• _GIVEN EXERCISE A_: List every line in the rows below that contains the string "База", matching case exactly.

• _SOURCE TEXT_:
Pages

Saturday, August 16, 2025

The D.C. Circuit’s Tangled Impoundment Decision

       On August 13, a panel of the U.S. Court of Appeals for the District of Columbia Circuit handed down an opinion on President Trump’s impoundment of foreign assistance funds.  This case is significant because it is the first one squarely raising the legality of impoundments per se, as opposed to deficient reasons for impoundment, to reach an appellate court.  Unfortunately, the case arrived in a rather confused posture, and the panel’s opinion added considerably to that confusion.  Because this case is likely to draw considerable attention, it merits close analysis.

      Two sets of plaintiffs sued to overturn the President’s impoundment of billions of dollars of foreign assistance funds.  Between them, the plaintiffs raised ten claims, no two of which are truly duplicative.  As is commonly true in such cases, some of these claims were much stronger than others.  The district court chose to engage with, and grant preliminary relief on, some of these claims while declining to address the others as unnecessary to support its order.  Unfortunately, the claims with which the district court engaged were not the best.

• _THE DATA_:
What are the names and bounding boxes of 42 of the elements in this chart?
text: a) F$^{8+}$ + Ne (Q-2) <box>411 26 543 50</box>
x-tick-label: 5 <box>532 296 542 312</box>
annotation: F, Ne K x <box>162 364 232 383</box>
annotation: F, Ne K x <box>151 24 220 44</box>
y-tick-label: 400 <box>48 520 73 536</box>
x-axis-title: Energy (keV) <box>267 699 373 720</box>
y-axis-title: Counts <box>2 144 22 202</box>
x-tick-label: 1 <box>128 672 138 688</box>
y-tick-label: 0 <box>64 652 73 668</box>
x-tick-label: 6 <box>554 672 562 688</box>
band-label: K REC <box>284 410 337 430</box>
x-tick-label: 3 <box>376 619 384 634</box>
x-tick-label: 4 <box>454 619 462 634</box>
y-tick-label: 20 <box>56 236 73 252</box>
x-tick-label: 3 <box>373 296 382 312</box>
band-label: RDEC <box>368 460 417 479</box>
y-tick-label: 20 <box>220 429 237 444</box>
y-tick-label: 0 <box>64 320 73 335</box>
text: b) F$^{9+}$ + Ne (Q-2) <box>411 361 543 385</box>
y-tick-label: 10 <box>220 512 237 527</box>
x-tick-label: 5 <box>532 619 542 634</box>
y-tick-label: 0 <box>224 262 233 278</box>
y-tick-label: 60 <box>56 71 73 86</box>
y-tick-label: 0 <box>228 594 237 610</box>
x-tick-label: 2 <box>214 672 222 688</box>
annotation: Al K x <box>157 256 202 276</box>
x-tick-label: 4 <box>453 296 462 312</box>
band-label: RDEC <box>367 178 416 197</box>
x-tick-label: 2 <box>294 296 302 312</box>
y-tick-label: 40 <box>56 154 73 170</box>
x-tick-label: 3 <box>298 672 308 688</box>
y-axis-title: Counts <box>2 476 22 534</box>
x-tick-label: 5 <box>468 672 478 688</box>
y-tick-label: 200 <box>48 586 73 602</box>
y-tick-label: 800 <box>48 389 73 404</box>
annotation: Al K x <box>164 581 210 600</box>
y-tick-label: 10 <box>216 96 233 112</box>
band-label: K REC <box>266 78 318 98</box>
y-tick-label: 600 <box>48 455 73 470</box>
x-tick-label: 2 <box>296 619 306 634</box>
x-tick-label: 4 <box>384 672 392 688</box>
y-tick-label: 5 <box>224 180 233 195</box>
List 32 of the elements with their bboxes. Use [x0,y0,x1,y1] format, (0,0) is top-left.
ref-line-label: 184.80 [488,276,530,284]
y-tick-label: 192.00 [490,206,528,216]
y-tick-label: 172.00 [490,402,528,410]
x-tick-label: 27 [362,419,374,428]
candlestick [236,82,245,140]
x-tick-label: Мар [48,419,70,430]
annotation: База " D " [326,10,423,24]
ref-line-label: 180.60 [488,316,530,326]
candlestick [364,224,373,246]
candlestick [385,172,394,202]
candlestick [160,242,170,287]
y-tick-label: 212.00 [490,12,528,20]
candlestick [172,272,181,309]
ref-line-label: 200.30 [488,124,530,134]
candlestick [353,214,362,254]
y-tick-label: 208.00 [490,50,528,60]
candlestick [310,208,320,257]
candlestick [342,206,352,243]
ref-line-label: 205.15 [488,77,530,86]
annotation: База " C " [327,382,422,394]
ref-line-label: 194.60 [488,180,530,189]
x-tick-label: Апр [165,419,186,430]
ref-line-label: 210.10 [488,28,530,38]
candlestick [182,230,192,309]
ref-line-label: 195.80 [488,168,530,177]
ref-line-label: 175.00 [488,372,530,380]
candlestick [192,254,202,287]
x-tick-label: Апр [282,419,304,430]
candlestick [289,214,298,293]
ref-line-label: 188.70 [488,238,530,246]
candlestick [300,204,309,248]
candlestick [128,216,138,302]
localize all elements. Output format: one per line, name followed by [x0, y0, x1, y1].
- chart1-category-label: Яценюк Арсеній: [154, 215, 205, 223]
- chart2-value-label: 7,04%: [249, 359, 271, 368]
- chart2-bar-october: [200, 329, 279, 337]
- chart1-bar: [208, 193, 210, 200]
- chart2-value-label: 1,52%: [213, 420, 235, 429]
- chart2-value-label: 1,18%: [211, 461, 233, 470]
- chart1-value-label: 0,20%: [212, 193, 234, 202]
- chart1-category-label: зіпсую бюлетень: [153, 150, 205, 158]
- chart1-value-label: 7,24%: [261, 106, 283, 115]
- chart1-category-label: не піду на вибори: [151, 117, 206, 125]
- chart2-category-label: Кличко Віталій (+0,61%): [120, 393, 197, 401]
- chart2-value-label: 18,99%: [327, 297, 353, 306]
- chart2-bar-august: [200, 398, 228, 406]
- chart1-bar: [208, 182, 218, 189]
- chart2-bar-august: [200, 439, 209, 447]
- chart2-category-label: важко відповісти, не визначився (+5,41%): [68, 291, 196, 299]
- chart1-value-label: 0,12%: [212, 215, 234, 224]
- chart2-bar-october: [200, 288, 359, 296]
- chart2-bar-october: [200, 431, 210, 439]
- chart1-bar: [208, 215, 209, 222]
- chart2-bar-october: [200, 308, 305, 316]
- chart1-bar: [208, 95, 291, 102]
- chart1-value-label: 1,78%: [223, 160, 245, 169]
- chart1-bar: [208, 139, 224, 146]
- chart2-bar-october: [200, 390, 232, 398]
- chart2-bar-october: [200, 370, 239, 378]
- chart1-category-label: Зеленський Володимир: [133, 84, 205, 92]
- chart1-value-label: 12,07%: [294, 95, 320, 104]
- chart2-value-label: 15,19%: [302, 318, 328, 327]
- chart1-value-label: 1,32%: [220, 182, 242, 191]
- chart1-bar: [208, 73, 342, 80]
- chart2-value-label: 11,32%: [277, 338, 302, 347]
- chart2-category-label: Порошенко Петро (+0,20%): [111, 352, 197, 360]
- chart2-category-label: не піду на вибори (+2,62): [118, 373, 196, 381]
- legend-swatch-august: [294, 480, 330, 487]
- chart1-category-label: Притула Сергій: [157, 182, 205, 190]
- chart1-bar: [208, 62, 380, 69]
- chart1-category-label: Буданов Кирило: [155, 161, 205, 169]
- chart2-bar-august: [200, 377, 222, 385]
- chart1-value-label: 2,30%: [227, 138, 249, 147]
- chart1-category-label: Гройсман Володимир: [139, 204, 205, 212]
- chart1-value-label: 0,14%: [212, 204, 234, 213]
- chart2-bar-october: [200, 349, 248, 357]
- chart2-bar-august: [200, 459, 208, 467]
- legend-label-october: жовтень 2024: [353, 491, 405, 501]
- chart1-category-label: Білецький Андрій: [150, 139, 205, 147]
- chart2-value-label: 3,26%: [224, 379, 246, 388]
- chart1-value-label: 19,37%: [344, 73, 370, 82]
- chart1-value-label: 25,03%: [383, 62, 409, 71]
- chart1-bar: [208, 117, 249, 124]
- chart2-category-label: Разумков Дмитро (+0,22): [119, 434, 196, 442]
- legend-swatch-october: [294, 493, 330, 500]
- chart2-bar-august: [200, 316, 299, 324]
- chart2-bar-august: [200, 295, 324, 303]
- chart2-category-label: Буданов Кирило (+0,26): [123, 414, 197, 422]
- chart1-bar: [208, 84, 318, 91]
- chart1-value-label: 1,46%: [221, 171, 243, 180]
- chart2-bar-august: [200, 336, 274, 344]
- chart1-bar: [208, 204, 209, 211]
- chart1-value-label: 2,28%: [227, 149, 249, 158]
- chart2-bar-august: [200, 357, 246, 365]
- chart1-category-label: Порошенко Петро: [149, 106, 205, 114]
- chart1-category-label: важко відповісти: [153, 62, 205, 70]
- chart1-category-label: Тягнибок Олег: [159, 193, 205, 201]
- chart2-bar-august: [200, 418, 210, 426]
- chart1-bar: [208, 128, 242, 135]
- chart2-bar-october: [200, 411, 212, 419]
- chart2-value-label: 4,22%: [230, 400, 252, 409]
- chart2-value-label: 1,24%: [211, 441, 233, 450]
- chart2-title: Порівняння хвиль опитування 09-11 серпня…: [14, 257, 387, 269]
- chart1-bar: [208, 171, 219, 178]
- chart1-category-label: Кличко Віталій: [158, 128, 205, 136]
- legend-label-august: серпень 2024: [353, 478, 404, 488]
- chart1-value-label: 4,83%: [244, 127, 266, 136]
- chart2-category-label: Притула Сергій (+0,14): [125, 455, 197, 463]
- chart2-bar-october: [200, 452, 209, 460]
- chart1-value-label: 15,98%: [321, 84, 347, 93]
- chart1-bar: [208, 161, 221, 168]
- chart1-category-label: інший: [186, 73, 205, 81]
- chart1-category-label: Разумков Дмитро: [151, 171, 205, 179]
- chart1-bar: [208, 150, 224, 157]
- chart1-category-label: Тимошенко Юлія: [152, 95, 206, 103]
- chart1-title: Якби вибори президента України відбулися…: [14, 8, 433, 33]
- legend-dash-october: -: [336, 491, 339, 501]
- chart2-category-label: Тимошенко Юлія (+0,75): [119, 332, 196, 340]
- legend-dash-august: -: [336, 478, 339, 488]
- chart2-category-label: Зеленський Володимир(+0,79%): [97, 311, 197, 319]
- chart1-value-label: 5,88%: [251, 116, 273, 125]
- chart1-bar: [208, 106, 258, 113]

• _GIVEN EXERCISE B_: Continue the post on the D.C. Circuit's impoundment decision from the point where it ends.

• _WRITTEN RESPONSE A_:
annotation: База " D " [326,10,423,24]
annotation: База " C " [327,382,422,394]

• _WRITTEN RESPONSE B_:
      The case therefore arrived in the D.C. Circuit with the better claims against impoundment not clearly presented for decision.  The Government threw in some theories for the first time in its reply brief, which the court allowed, and then the court itself added to confusion by saying it was going to analyze one claim and then proceeding to analyze another, far weaker, one.  The result is so tangled that future courts and litigants will likely be able to secure scant guidance from the panel’s opinion (or, indeed, from the dissent, which is confined by the same tangled framing).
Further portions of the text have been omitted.